── Entries ──
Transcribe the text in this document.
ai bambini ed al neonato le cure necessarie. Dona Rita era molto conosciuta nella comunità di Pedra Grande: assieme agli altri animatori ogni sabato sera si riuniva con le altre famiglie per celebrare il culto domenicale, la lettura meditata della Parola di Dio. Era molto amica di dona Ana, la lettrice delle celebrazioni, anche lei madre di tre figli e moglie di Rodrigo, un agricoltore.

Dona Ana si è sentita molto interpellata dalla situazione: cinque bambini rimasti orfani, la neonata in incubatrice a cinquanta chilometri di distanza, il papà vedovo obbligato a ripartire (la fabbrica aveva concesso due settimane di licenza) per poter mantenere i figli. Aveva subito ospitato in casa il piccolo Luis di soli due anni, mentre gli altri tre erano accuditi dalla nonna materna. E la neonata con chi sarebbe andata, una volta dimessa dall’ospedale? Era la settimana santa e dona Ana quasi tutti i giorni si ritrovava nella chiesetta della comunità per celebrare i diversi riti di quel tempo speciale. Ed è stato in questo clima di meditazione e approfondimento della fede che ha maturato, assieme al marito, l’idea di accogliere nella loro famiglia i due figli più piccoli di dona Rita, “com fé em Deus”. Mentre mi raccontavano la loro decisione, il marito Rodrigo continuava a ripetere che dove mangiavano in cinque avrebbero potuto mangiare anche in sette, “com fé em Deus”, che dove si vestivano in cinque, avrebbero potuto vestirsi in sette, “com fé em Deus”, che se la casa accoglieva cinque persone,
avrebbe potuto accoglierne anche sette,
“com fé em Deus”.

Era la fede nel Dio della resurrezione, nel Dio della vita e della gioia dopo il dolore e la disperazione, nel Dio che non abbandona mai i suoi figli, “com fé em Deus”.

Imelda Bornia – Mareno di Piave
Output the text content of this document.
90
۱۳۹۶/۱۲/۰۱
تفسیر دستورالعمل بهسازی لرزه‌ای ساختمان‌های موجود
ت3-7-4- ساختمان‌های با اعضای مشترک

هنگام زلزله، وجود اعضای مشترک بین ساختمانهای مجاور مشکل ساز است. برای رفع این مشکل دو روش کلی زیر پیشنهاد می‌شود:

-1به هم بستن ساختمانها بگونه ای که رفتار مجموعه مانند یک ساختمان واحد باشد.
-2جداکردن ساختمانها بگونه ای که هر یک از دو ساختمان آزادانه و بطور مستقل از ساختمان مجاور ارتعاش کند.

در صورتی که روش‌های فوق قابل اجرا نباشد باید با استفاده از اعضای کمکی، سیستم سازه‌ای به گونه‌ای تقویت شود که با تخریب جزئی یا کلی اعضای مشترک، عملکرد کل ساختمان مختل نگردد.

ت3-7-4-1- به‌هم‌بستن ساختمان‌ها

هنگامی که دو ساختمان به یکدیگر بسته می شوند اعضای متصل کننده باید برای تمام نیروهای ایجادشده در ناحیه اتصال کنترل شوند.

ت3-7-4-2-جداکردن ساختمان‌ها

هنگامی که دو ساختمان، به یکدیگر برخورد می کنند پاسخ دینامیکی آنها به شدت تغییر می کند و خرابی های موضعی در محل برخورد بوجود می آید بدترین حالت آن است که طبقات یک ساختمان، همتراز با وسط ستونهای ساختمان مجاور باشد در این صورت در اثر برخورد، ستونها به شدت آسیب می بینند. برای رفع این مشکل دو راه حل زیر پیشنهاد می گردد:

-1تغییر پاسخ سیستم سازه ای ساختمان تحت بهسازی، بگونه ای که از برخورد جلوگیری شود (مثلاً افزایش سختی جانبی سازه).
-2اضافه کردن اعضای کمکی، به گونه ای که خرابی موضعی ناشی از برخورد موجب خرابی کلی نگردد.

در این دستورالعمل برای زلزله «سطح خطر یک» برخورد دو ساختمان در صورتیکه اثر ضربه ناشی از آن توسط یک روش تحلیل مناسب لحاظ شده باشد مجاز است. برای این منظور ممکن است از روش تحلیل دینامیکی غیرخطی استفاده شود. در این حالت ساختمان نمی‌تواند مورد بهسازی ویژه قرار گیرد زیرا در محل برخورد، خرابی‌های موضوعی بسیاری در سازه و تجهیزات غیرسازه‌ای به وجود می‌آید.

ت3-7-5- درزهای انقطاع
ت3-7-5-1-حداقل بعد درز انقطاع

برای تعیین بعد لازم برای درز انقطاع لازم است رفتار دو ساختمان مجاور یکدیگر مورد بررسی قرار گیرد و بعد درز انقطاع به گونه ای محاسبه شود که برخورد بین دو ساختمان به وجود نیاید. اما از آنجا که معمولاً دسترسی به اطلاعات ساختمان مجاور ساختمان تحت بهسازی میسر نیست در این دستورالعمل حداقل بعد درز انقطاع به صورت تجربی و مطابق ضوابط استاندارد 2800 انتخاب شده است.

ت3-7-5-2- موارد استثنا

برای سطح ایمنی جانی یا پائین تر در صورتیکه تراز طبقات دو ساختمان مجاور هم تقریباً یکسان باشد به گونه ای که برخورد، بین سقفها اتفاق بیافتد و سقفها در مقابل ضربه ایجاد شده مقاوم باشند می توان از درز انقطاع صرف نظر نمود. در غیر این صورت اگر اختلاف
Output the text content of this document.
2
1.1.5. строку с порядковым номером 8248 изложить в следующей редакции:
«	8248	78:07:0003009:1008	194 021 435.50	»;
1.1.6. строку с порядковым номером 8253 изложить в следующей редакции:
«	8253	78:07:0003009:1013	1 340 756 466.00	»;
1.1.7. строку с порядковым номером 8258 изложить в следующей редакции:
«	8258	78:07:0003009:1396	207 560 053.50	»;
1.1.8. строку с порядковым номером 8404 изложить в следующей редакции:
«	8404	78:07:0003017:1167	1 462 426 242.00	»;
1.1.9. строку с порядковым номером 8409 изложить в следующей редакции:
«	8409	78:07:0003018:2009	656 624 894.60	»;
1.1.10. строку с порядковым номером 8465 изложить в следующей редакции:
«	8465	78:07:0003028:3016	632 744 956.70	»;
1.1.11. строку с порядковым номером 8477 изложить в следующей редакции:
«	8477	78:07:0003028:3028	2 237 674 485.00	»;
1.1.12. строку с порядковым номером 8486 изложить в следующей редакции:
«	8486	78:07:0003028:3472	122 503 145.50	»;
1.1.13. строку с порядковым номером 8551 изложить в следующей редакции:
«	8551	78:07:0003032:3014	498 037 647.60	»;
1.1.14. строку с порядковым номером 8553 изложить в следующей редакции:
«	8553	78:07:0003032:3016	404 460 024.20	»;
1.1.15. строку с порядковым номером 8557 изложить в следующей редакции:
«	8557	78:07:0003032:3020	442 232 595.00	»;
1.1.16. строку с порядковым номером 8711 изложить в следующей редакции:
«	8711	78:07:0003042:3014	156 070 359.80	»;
───
*What is expected*
The records above should be duplicated in full, exactly as given.

*Response to the task*
Transcribe the text in this document.
ai bambini ed al neonato le cure necessarie. Dona Rita era molto conosciuta nella comunità di Pedra Grande: assieme agli altri animatori ogni sabato sera si riuniva con le altre famiglie per celebrare il culto domenicale, la lettura meditata della Parola di Dio. Era molto amica di dona Ana, la lettrice delle celebrazioni, anche lei madre di tre figli e moglie di Rodrigo, un agricoltore.

Dona Ana si è sentita molto interpellata dalla situazione: cinque bambini rimasti orfani, la neonata in incubatrice a cinquanta chilometri di distanza, il papà vedovo obbligato a ripartire (la fabbrica aveva concesso due settimane di licenza) per poter mantenere i figli. Aveva subito ospitato in casa il piccolo Luis di soli due anni, mentre gli altri tre erano accuditi dalla nonna materna. E la neonata con chi sarebbe andata, una volta dimessa dall’ospedale? Era la settimana santa e dona Ana quasi tutti i giorni si ritrovava nella chiesetta della comunità per celebrare i diversi riti di quel tempo speciale. Ed è stato in questo clima di meditazione e approfondimento della fede che ha maturato, assieme al marito, l’idea di accogliere nella loro famiglia i due figli più piccoli di dona Rita, “com fé em Deus”. Mentre mi raccontavano la loro decisione, il marito Rodrigo continuava a ripetere che dove mangiavano in cinque avrebbero potuto mangiare anche in sette, “com fé em Deus”, che dove si vestivano in cinque, avrebbero potuto vestirsi in sette, “com fé em Deus”, che se la casa accoglieva cinque persone,
avrebbe potuto accoglierne anche sette,
“com fé em Deus”.

Era la fede nel Dio della resurrezione, nel Dio della vita e della gioia dopo il dolore e la disperazione, nel Dio che non abbandona mai i suoi figli, “com fé em Deus”.

Imelda Bornia – Mareno di Piave
Output the text content of this document.
90
۱۳۹۶/۱۲/۰۱
تفسیر دستورالعمل بهسازی لرزه‌ای ساختمان‌های موجود
ت3-7-4- ساختمان‌های با اعضای مشترک

هنگام زلزله، وجود اعضای مشترک بین ساختمانهای مجاور مشکل ساز است. برای رفع این مشکل دو روش کلی زیر پیشنهاد می‌شود:

-1به هم بستن ساختمانها بگونه ای که رفتار مجموعه مانند یک ساختمان واحد باشد.
-2جداکردن ساختمانها بگونه ای که هر یک از دو ساختمان آزادانه و بطور مستقل از ساختمان مجاور ارتعاش کند.

در صورتی که روش‌های فوق قابل اجرا نباشد باید با استفاده از اعضای کمکی، سیستم سازه‌ای به گونه‌ای تقویت شود که با تخریب جزئی یا کلی اعضای مشترک، عملکرد کل ساختمان مختل نگردد.

ت3-7-4-1- به‌هم‌بستن ساختمان‌ها

هنگامی که دو ساختمان به یکدیگر بسته می شوند اعضای متصل کننده باید برای تمام نیروهای ایجادشده در ناحیه اتصال کنترل شوند.

ت3-7-4-2-جداکردن ساختمان‌ها

هنگامی که دو ساختمان، به یکدیگر برخورد می کنند پاسخ دینامیکی آنها به شدت تغییر می کند و خرابی های موضعی در محل برخورد بوجود می آید بدترین حالت آن است که طبقات یک ساختمان، همتراز با وسط ستونهای ساختمان مجاور باشد در این صورت در اثر برخورد، ستونها به شدت آسیب می بینند. برای رفع این مشکل دو راه حل زیر پیشنهاد می گردد:

-1تغییر پاسخ سیستم سازه ای ساختمان تحت بهسازی، بگونه ای که از برخورد جلوگیری شود (مثلاً افزایش سختی جانبی سازه).
-2اضافه کردن اعضای کمکی، به گونه ای که خرابی موضعی ناشی از برخورد موجب خرابی کلی نگردد.

در این دستورالعمل برای زلزله «سطح خطر یک» برخورد دو ساختمان در صورتیکه اثر ضربه ناشی از آن توسط یک روش تحلیل مناسب لحاظ شده باشد مجاز است. برای این منظور ممکن است از روش تحلیل دینامیکی غیرخطی استفاده شود. در این حالت ساختمان نمی‌تواند مورد بهسازی ویژه قرار گیرد زیرا در محل برخورد، خرابی‌های موضوعی بسیاری در سازه و تجهیزات غیرسازه‌ای به وجود می‌آید.

ت3-7-5- درزهای انقطاع
ت3-7-5-1-حداقل بعد درز انقطاع

برای تعیین بعد لازم برای درز انقطاع لازم است رفتار دو ساختمان مجاور یکدیگر مورد بررسی قرار گیرد و بعد درز انقطاع به گونه ای محاسبه شود که برخورد بین دو ساختمان به وجود نیاید. اما از آنجا که معمولاً دسترسی به اطلاعات ساختمان مجاور ساختمان تحت بهسازی میسر نیست در این دستورالعمل حداقل بعد درز انقطاع به صورت تجربی و مطابق ضوابط استاندارد 2800 انتخاب شده است.

ت3-7-5-2- موارد استثنا

برای سطح ایمنی جانی یا پائین تر در صورتیکه تراز طبقات دو ساختمان مجاور هم تقریباً یکسان باشد به گونه ای که برخورد، بین سقفها اتفاق بیافتد و سقفها در مقابل ضربه ایجاد شده مقاوم باشند می توان از درز انقطاع صرف نظر نمود. در غیر این صورت اگر اختلاف
Output the text content of this document.
2
1.1.5. строку с порядковым номером 8248 изложить в следующей редакции:
«	8248	78:07:0003009:1008	194 021 435.50	»;
1.1.6. строку с порядковым номером 8253 изложить в следующей редакции:
«	8253	78:07:0003009:1013	1 340 756 466.00	»;
1.1.7. строку с порядковым номером 8258 изложить в следующей редакции:
«	8258	78:07:0003009:1396	207 560 053.50	»;
1.1.8. строку с порядковым номером 8404 изложить в следующей редакции:
«	8404	78:07:0003017:1167	1 462 426 242.00	»;
1.1.9. строку с порядковым номером 8409 изложить в следующей редакции:
«	8409	78:07:0003018:2009	656 624 894.60	»;
1.1.10. строку с порядковым номером 8465 изложить в следующей редакции:
«	8465	78:07:0003028:3016	632 744 956.70	»;
1.1.11. строку с порядковым номером 8477 изложить в следующей редакции:
«	8477	78:07:0003028:3028	2 237 674 485.00	»;
1.1.12. строку с порядковым номером 8486 изложить в следующей редакции:
«	8486	78:07:0003028:3472	122 503 145.50	»;
1.1.13. строку с порядковым номером 8551 изложить в следующей редакции:
«	8551	78:07:0003032:3014	498 037 647.60	»;
1.1.14. строку с порядковым номером 8553 изложить в следующей редакции:
«	8553	78:07:0003032:3016	404 460 024.20	»;
1.1.15. строку с порядковым номером 8557 изложить в следующей редакции:
«	8557	78:07:0003032:3020	442 232 595.00	»;
1.1.16. строку с порядковым номером 8711 изложить в следующей редакции:
«	8711	78:07:0003042:3014	156 070 359.80	»;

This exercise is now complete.